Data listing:
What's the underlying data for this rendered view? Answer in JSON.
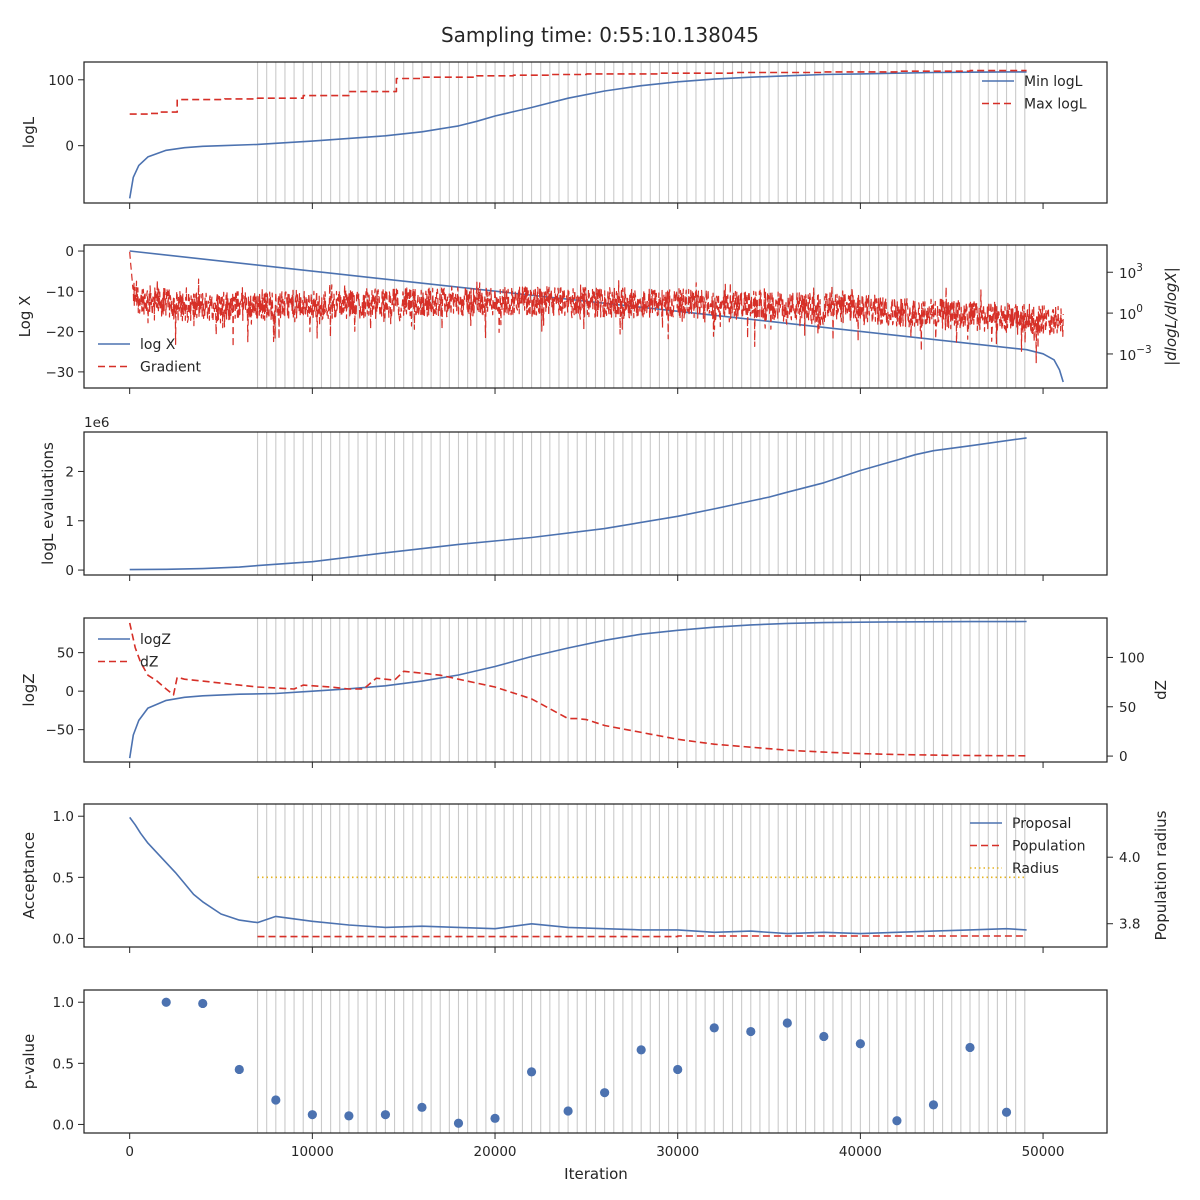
{
  "title": "Sampling time: 0:55:10.138045",
  "colors": {
    "blue": "#4c72b0",
    "red": "#d62f27",
    "gold": "#e6b422",
    "grey": "#bdbdbd"
  },
  "x_axis": {
    "label": "Iteration",
    "ticks": [
      0,
      10000,
      20000,
      30000,
      40000,
      50000
    ],
    "tick_labels": [
      "0",
      "10000",
      "20000",
      "30000",
      "40000",
      "50000"
    ],
    "lim": [
      -2500,
      53500
    ]
  },
  "chart_data": [
    {
      "type": "line",
      "ylabel": "logL",
      "ylim": [
        -87,
        127
      ],
      "yticks": [
        0,
        100
      ],
      "ytick_labels": [
        "0",
        "100"
      ],
      "legend": {
        "loc": "upper right",
        "entries": [
          "Min logL",
          "Max logL"
        ]
      },
      "series": [
        {
          "name": "Min logL",
          "style": "solid",
          "color": "blue",
          "x": [
            0,
            200,
            500,
            1000,
            2000,
            3000,
            4000,
            5000,
            7000,
            10000,
            14000,
            16000,
            18000,
            19000,
            20000,
            22000,
            24000,
            26000,
            28000,
            30000,
            32000,
            34000,
            36000,
            38000,
            40000,
            42000,
            44000,
            46000,
            48000,
            49100
          ],
          "y": [
            -80,
            -48,
            -30,
            -17,
            -7,
            -3,
            -1,
            0,
            2,
            7,
            15,
            21,
            30,
            37,
            45,
            58,
            72,
            83,
            91,
            97,
            101,
            104,
            106,
            108,
            109,
            110,
            111,
            111.5,
            112,
            112
          ]
        },
        {
          "name": "Max logL",
          "style": "dashed",
          "color": "red",
          "x": [
            0,
            1100,
            1100,
            1600,
            1600,
            2600,
            2600,
            5200,
            5200,
            7000,
            7000,
            9500,
            9500,
            12000,
            12000,
            14600,
            14600,
            16000,
            16000,
            19000,
            19000,
            21000,
            21000,
            23000,
            23000,
            25000,
            25000,
            29000,
            29000,
            33000,
            33000,
            38000,
            38000,
            42000,
            42000,
            46000,
            46000,
            49100
          ],
          "y": [
            48,
            48,
            49,
            49,
            51,
            51,
            70,
            70,
            71,
            71,
            72,
            72,
            76,
            76,
            82,
            82,
            102,
            102,
            104,
            104,
            106,
            106,
            107,
            107,
            108,
            108,
            109,
            109,
            110,
            110,
            111,
            111,
            112,
            112,
            113,
            113,
            114,
            114
          ]
        }
      ]
    },
    {
      "type": "line",
      "ylabel": "Log X",
      "ylim": [
        -34,
        1.5
      ],
      "yticks": [
        0,
        -10,
        -20,
        -30
      ],
      "ytick_labels": [
        "0",
        "−10",
        "−20",
        "−30"
      ],
      "y2label": "|dlogL/dlogX|",
      "y2_log": true,
      "y2lim_log10": [
        -5.5,
        5.0
      ],
      "y2ticks_log10": [
        3,
        0,
        -3
      ],
      "y2tick_labels": [
        "3",
        "0",
        "−3"
      ],
      "legend": {
        "loc": "lower left",
        "entries": [
          "log X",
          "Gradient"
        ]
      },
      "series": [
        {
          "name": "log X",
          "style": "solid",
          "color": "blue",
          "axis": "left",
          "x": [
            0,
            49100,
            50000,
            50600,
            50900,
            51100
          ],
          "y": [
            0,
            -24.5,
            -25.5,
            -27,
            -29.5,
            -32.5
          ]
        },
        {
          "name": "Gradient",
          "style": "dashed",
          "color": "red",
          "axis": "right",
          "noisy": true,
          "x_range": [
            0,
            51100
          ],
          "median_log10": [
            [
              0,
              1.2
            ],
            [
              3000,
              0.5
            ],
            [
              10000,
              0.6
            ],
            [
              20000,
              0.9
            ],
            [
              30000,
              0.7
            ],
            [
              40000,
              0.3
            ],
            [
              51100,
              -0.6
            ]
          ],
          "spread_log10": [
            -2.2,
            1.5
          ]
        }
      ]
    },
    {
      "type": "line",
      "ylabel": "logL evaluations",
      "offset_text": "1e6",
      "ylim": [
        -0.1,
        2.8
      ],
      "yticks": [
        0,
        1,
        2
      ],
      "ytick_labels": [
        "0",
        "1",
        "2"
      ],
      "series": [
        {
          "name": "",
          "style": "solid",
          "color": "blue",
          "x": [
            0,
            2000,
            4000,
            6000,
            7000,
            10000,
            14000,
            18000,
            22000,
            26000,
            30000,
            32000,
            34000,
            35000,
            36000,
            38000,
            40000,
            42000,
            43000,
            44000,
            46000,
            49100
          ],
          "y": [
            0.01,
            0.015,
            0.03,
            0.06,
            0.09,
            0.17,
            0.35,
            0.52,
            0.66,
            0.84,
            1.09,
            1.24,
            1.4,
            1.48,
            1.58,
            1.77,
            2.02,
            2.23,
            2.34,
            2.42,
            2.52,
            2.68
          ]
        }
      ]
    },
    {
      "type": "line",
      "ylabel": "logZ",
      "ylim": [
        -92,
        95
      ],
      "yticks": [
        50,
        0,
        -50
      ],
      "ytick_labels": [
        "50",
        "0",
        "−50"
      ],
      "y2label": "dZ",
      "y2lim": [
        -6,
        140
      ],
      "y2ticks": [
        100,
        50,
        0
      ],
      "y2tick_labels": [
        "100",
        "50",
        "0"
      ],
      "legend": {
        "loc": "upper left",
        "entries": [
          "logZ",
          "dZ"
        ]
      },
      "series": [
        {
          "name": "logZ",
          "style": "solid",
          "color": "blue",
          "axis": "left",
          "x": [
            0,
            200,
            500,
            1000,
            2000,
            3000,
            4000,
            6000,
            8000,
            10000,
            12000,
            14000,
            16000,
            18000,
            20000,
            22000,
            24000,
            26000,
            28000,
            30000,
            32000,
            34000,
            36000,
            38000,
            40000,
            42000,
            46000,
            49100
          ],
          "y": [
            -87,
            -57,
            -38,
            -22,
            -12,
            -8,
            -6,
            -4,
            -3,
            0,
            3,
            7,
            13,
            21,
            32,
            45,
            56,
            66,
            74,
            79,
            83,
            86,
            88,
            89,
            89.5,
            90,
            90.3,
            90.5
          ]
        },
        {
          "name": "dZ",
          "style": "dashed",
          "color": "red",
          "axis": "right",
          "x": [
            0,
            300,
            600,
            1000,
            1500,
            2000,
            2400,
            2600,
            3000,
            4000,
            5000,
            6000,
            7000,
            9000,
            9500,
            11000,
            12000,
            12800,
            13500,
            14000,
            14500,
            15000,
            16000,
            17000,
            18000,
            20000,
            22000,
            24000,
            24500,
            25000,
            26000,
            28000,
            30000,
            32000,
            34000,
            36000,
            38000,
            40000,
            42000,
            44000,
            46000,
            49100
          ],
          "y": [
            135,
            110,
            95,
            82,
            76,
            68,
            62,
            80,
            78,
            76,
            74,
            72,
            70,
            68,
            72,
            70,
            68,
            68,
            79,
            78,
            77,
            86,
            84,
            82,
            78,
            70,
            58,
            38,
            38,
            37,
            31,
            24,
            17,
            12,
            9,
            6,
            4,
            2.5,
            1.6,
            1,
            0.6,
            0.3
          ]
        }
      ]
    },
    {
      "type": "line",
      "ylabel": "Acceptance",
      "ylim": [
        -0.07,
        1.1
      ],
      "yticks": [
        0,
        0.5,
        1.0
      ],
      "ytick_labels": [
        "0.0",
        "0.5",
        "1.0"
      ],
      "y2label": "Population radius",
      "y2lim": [
        3.73,
        4.16
      ],
      "y2ticks": [
        3.8,
        4.0
      ],
      "y2tick_labels": [
        "3.8",
        "4.0"
      ],
      "legend": {
        "loc": "upper right",
        "entries": [
          "Proposal",
          "Population",
          "Radius"
        ]
      },
      "series": [
        {
          "name": "Proposal",
          "style": "solid",
          "color": "blue",
          "axis": "left",
          "x": [
            0,
            300,
            600,
            1000,
            1500,
            2000,
            2500,
            3000,
            3500,
            4000,
            5000,
            6000,
            7000,
            8000,
            10000,
            12000,
            14000,
            16000,
            18000,
            20000,
            22000,
            24000,
            26000,
            28000,
            30000,
            32000,
            34000,
            36000,
            38000,
            40000,
            42000,
            44000,
            46000,
            48000,
            49100
          ],
          "y": [
            0.99,
            0.93,
            0.86,
            0.78,
            0.7,
            0.62,
            0.54,
            0.45,
            0.36,
            0.3,
            0.2,
            0.15,
            0.13,
            0.18,
            0.14,
            0.11,
            0.09,
            0.1,
            0.09,
            0.08,
            0.12,
            0.09,
            0.08,
            0.07,
            0.07,
            0.05,
            0.06,
            0.04,
            0.05,
            0.04,
            0.05,
            0.06,
            0.07,
            0.08,
            0.07
          ]
        },
        {
          "name": "Population",
          "style": "dashed",
          "color": "red",
          "axis": "left",
          "x": [
            7000,
            30000,
            30000,
            49100
          ],
          "y": [
            0.015,
            0.015,
            0.02,
            0.02
          ]
        },
        {
          "name": "Radius",
          "style": "dotted",
          "color": "gold",
          "axis": "left",
          "x": [
            7000,
            49100
          ],
          "y": [
            0.5,
            0.5
          ]
        }
      ]
    },
    {
      "type": "scatter",
      "ylabel": "p-value",
      "ylim": [
        -0.07,
        1.1
      ],
      "yticks": [
        0,
        0.5,
        1.0
      ],
      "ytick_labels": [
        "0.0",
        "0.5",
        "1.0"
      ],
      "series": [
        {
          "name": "",
          "color": "blue",
          "x": [
            2000,
            4000,
            6000,
            8000,
            10000,
            12000,
            14000,
            16000,
            18000,
            20000,
            22000,
            24000,
            26000,
            28000,
            30000,
            32000,
            34000,
            36000,
            38000,
            40000,
            42000,
            44000,
            46000,
            48000
          ],
          "y": [
            1.0,
            0.99,
            0.45,
            0.2,
            0.08,
            0.07,
            0.08,
            0.14,
            0.01,
            0.05,
            0.43,
            0.11,
            0.26,
            0.61,
            0.45,
            0.79,
            0.76,
            0.83,
            0.72,
            0.66,
            0.03,
            0.16,
            0.63,
            0.1
          ]
        }
      ]
    }
  ],
  "vertical_lines": {
    "start": 7000,
    "end": 49100,
    "step": 500
  }
}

▸ INSTRUCTIONS TO FOLLOW: Looking at the material above, count the lines containing the string "name" and reply with the count alone.

▸ PROBLEM SOLUTION: 11